— Start of Data extract —
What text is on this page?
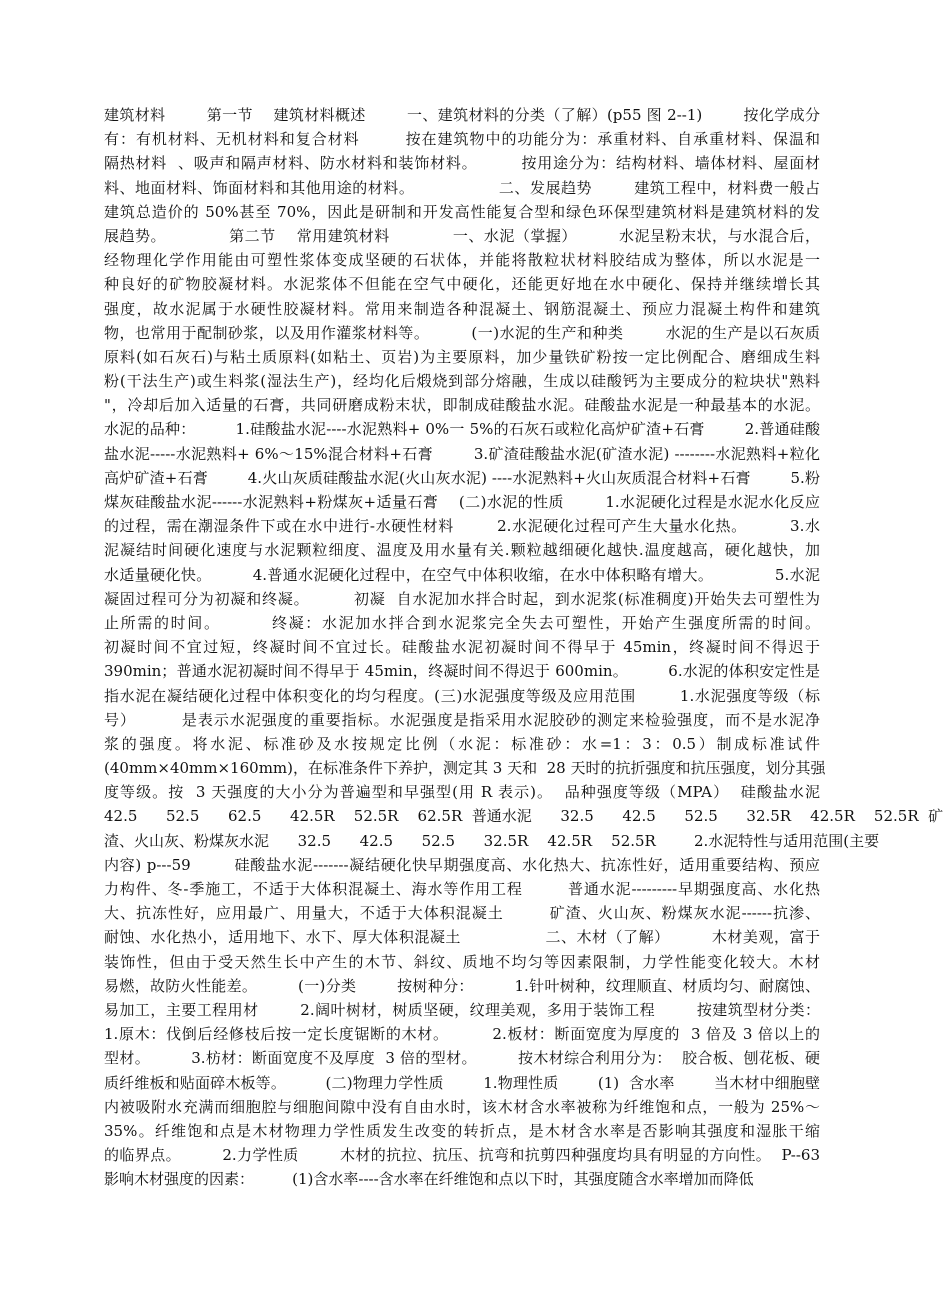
建筑材料        第一节    建筑材料概述        一、建筑材料的分类（了解）(p55 图 2--1)        按化学成分
有：有机材料、无机材料和复合材料        按在建筑物中的功能分为：承重材料、自承重材料、保温和
隔热材料  、吸声和隔声材料、防水材料和装饰材料。        按用途分为：结构材料、墙体材料、屋面材
料、地面材料、饰面材料和其他用途的材料。                二、发展趋势        建筑工程中，材料费一般占
建筑总造价的 50%甚至 70%，因此是研制和开发高性能复合型和绿色环保型建筑材料是建筑材料的发
展趋势。            第二节    常用建筑材料            一、水泥（掌握）        水泥呈粉末状，与水混合后，
经物理化学作用能由可塑性浆体变成坚硬的石状体，并能将散粒状材料胶结成为整体，所以水泥是一
种良好的矿物胶凝材料。水泥浆体不但能在空气中硬化，还能更好地在水中硬化、保持并继续增长其
强度，故水泥属于水硬性胶凝材料。常用来制造各种混凝土、钢筋混凝土、预应力混凝土构件和建筑
物，也常用于配制砂浆，以及用作灌浆材料等。        (一)水泥的生产和种类        水泥的生产是以石灰质
原料(如石灰石)与粘土质原料(如粘土、页岩)为主要原料，加少量铁矿粉按一定比例配合、磨细成生料
粉(干法生产)或生料浆(湿法生产)，经均化后煅烧到部分熔融，生成以硅酸钙为主要成分的粒块状"熟料
"，冷却后加入适量的石膏，共同研磨成粉末状，即制成硅酸盐水泥。硅酸盐水泥是一种最基本的水泥。
水泥的品种：        1.硅酸盐水泥----水泥熟料+ 0%一 5%的石灰石或粒化高炉矿渣+石膏        2.普通硅酸
盐水泥-----水泥熟料+ 6%～15%混合材料+石膏        3.矿渣硅酸盐水泥(矿渣水泥) --------水泥熟料+粒化
高炉矿渣+石膏        4.火山灰质硅酸盐水泥(火山灰水泥) ----水泥熟料+火山灰质混合材料+石膏        5.粉
煤灰硅酸盐水泥------水泥熟料+粉煤灰+适量石膏    (二)水泥的性质        1.水泥硬化过程是水泥水化反应
的过程，需在潮湿条件下或在水中进行-水硬性材料        2.水泥硬化过程可产生大量水化热。        3.水
泥凝结时间硬化速度与水泥颗粒细度、温度及用水量有关.颗粒越细硬化越快.温度越高，硬化越快，加
水适量硬化快。        4.普通水泥硬化过程中，在空气中体积收缩，在水中体积略有增大。            5.水泥
凝固过程可分为初凝和终凝。        初凝  自水泥加水拌合时起，到水泥浆(标准稠度)开始失去可塑性为
止所需的时间。        终凝：水泥加水拌合到水泥浆完全失去可塑性，开始产生强度所需的时间。
初凝时间不宜过短，终凝时间不宜过长。硅酸盐水泥初凝时间不得早于 45min，终凝时间不得迟于
390min；普通水泥初凝时间不得早于 45min，终凝时间不得迟于 600min。        6.水泥的体积安定性是
指水泥在凝结硬化过程中体积变化的均匀程度。(三)水泥强度等级及应用范围        1.水泥强度等级（标
号）        是表示水泥强度的重要指标。水泥强度是指采用水泥胶砂的测定来检验强度，而不是水泥净
浆的强度。将水泥、标准砂及水按规定比例（水泥：标准砂：水=1：3：0.5）制成标准试件
(40mm×40mm×160mm)，在标准条件下养护，测定其 3 天和  28 天时的抗折强度和抗压强度，划分其强
度等级。按  3 天强度的大小分为普遍型和早强型(用 R 表示)。  品种强度等级（MPA）  硅酸盐水泥
42.5      52.5      62.5      42.5R    52.5R    62.5R  普通水泥      32.5      42.5      52.5      32.5R    42.5R    52.5R  矿
渣、火山灰、粉煤灰水泥      32.5      42.5      52.5      32.5R    42.5R    52.5R        2.水泥特性与适用范围(主要
内容) p---59        硅酸盐水泥-------凝结硬化快早期强度高、水化热大、抗冻性好，适用重要结构、预应
力构件、冬-季施工，不适于大体积混凝土、海水等作用工程        普通水泥---------早期强度高、水化热
大、抗冻性好，应用最广、用量大，不适于大体积混凝土        矿渣、火山灰、粉煤灰水泥------抗渗、
耐蚀、水化热小，适用地下、水下、厚大体积混凝土                二、木材（了解）        木材美观，富于
装饰性，但由于受天然生长中产生的木节、斜纹、质地不均匀等因素限制，力学性能变化较大。木材
易燃，故防火性能差。        (一)分类        按树种分：        1.针叶树种，纹理顺直、材质均匀、耐腐蚀、
易加工，主要工程用材        2.阔叶树材，树质坚硬，纹理美观，多用于装饰工程        按建筑型材分类：
1.原木：伐倒后经修枝后按一定长度锯断的木材。        2.板材：断面宽度为厚度的  3 倍及 3 倍以上的
型材。        3.枋材：断面宽度不及厚度  3 倍的型材。        按木材综合利用分为：  胶合板、刨花板、硬
质纤维板和贴面碎木板等。        (二)物理力学性质        1.物理性质        (1)  含水率        当木材中细胞壁
内被吸附水充满而细胞腔与细胞间隙中没有自由水时，该木材含水率被称为纤维饱和点，一般为 25%～
35%。纤维饱和点是木材物理力学性质发生改变的转折点，是木材含水率是否影响其强度和湿胀干缩
的临界点。        2.力学性质        木材的抗拉、抗压、抗弯和抗剪四种强度均具有明显的方向性。  P--63
影响木材强度的因素：        (1)含水率----含水率在纤维饱和点以下时，其强度随含水率增加而降低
— End of Data extract —
_The problem:_ Reproduce each entry verbatim, excluding any embedded images.

_Exercise output:_
What text is on this page?
建筑材料        第一节    建筑材料概述        一、建筑材料的分类（了解）(p55 图 2--1)        按化学成分
有：有机材料、无机材料和复合材料        按在建筑物中的功能分为：承重材料、自承重材料、保温和
隔热材料  、吸声和隔声材料、防水材料和装饰材料。        按用途分为：结构材料、墙体材料、屋面材
料、地面材料、饰面材料和其他用途的材料。                二、发展趋势        建筑工程中，材料费一般占
建筑总造价的 50%甚至 70%，因此是研制和开发高性能复合型和绿色环保型建筑材料是建筑材料的发
展趋势。            第二节    常用建筑材料            一、水泥（掌握）        水泥呈粉末状，与水混合后，
经物理化学作用能由可塑性浆体变成坚硬的石状体，并能将散粒状材料胶结成为整体，所以水泥是一
种良好的矿物胶凝材料。水泥浆体不但能在空气中硬化，还能更好地在水中硬化、保持并继续增长其
强度，故水泥属于水硬性胶凝材料。常用来制造各种混凝土、钢筋混凝土、预应力混凝土构件和建筑
物，也常用于配制砂浆，以及用作灌浆材料等。        (一)水泥的生产和种类        水泥的生产是以石灰质
原料(如石灰石)与粘土质原料(如粘土、页岩)为主要原料，加少量铁矿粉按一定比例配合、磨细成生料
粉(干法生产)或生料浆(湿法生产)，经均化后煅烧到部分熔融，生成以硅酸钙为主要成分的粒块状"熟料
"，冷却后加入适量的石膏，共同研磨成粉末状，即制成硅酸盐水泥。硅酸盐水泥是一种最基本的水泥。
水泥的品种：        1.硅酸盐水泥----水泥熟料+ 0%一 5%的石灰石或粒化高炉矿渣+石膏        2.普通硅酸
盐水泥-----水泥熟料+ 6%～15%混合材料+石膏        3.矿渣硅酸盐水泥(矿渣水泥) --------水泥熟料+粒化
高炉矿渣+石膏        4.火山灰质硅酸盐水泥(火山灰水泥) ----水泥熟料+火山灰质混合材料+石膏        5.粉
煤灰硅酸盐水泥------水泥熟料+粉煤灰+适量石膏    (二)水泥的性质        1.水泥硬化过程是水泥水化反应
的过程，需在潮湿条件下或在水中进行-水硬性材料        2.水泥硬化过程可产生大量水化热。        3.水
泥凝结时间硬化速度与水泥颗粒细度、温度及用水量有关.颗粒越细硬化越快.温度越高，硬化越快，加
水适量硬化快。        4.普通水泥硬化过程中，在空气中体积收缩，在水中体积略有增大。            5.水泥
凝固过程可分为初凝和终凝。        初凝  自水泥加水拌合时起，到水泥浆(标准稠度)开始失去可塑性为
止所需的时间。        终凝：水泥加水拌合到水泥浆完全失去可塑性，开始产生强度所需的时间。
初凝时间不宜过短，终凝时间不宜过长。硅酸盐水泥初凝时间不得早于 45min，终凝时间不得迟于
390min；普通水泥初凝时间不得早于 45min，终凝时间不得迟于 600min。        6.水泥的体积安定性是
指水泥在凝结硬化过程中体积变化的均匀程度。(三)水泥强度等级及应用范围        1.水泥强度等级（标
号）        是表示水泥强度的重要指标。水泥强度是指采用水泥胶砂的测定来检验强度，而不是水泥净
浆的强度。将水泥、标准砂及水按规定比例（水泥：标准砂：水=1：3：0.5）制成标准试件
(40mm×40mm×160mm)，在标准条件下养护，测定其 3 天和  28 天时的抗折强度和抗压强度，划分其强
度等级。按  3 天强度的大小分为普遍型和早强型(用 R 表示)。  品种强度等级（MPA）  硅酸盐水泥
42.5      52.5      62.5      42.5R    52.5R    62.5R  普通水泥      32.5      42.5      52.5      32.5R    42.5R    52.5R  矿
渣、火山灰、粉煤灰水泥      32.5      42.5      52.5      32.5R    42.5R    52.5R        2.水泥特性与适用范围(主要
内容) p---59        硅酸盐水泥-------凝结硬化快早期强度高、水化热大、抗冻性好，适用重要结构、预应
力构件、冬-季施工，不适于大体积混凝土、海水等作用工程        普通水泥---------早期强度高、水化热
大、抗冻性好，应用最广、用量大，不适于大体积混凝土        矿渣、火山灰、粉煤灰水泥------抗渗、
耐蚀、水化热小，适用地下、水下、厚大体积混凝土                二、木材（了解）        木材美观，富于
装饰性，但由于受天然生长中产生的木节、斜纹、质地不均匀等因素限制，力学性能变化较大。木材
易燃，故防火性能差。        (一)分类        按树种分：        1.针叶树种，纹理顺直、材质均匀、耐腐蚀、
易加工，主要工程用材        2.阔叶树材，树质坚硬，纹理美观，多用于装饰工程        按建筑型材分类：
1.原木：伐倒后经修枝后按一定长度锯断的木材。        2.板材：断面宽度为厚度的  3 倍及 3 倍以上的
型材。        3.枋材：断面宽度不及厚度  3 倍的型材。        按木材综合利用分为：  胶合板、刨花板、硬
质纤维板和贴面碎木板等。        (二)物理力学性质        1.物理性质        (1)  含水率        当木材中细胞壁
内被吸附水充满而细胞腔与细胞间隙中没有自由水时，该木材含水率被称为纤维饱和点，一般为 25%～
35%。纤维饱和点是木材物理力学性质发生改变的转折点，是木材含水率是否影响其强度和湿胀干缩
的临界点。        2.力学性质        木材的抗拉、抗压、抗弯和抗剪四种强度均具有明显的方向性。  P--63
影响木材强度的因素：        (1)含水率----含水率在纤维饱和点以下时，其强度随含水率增加而降低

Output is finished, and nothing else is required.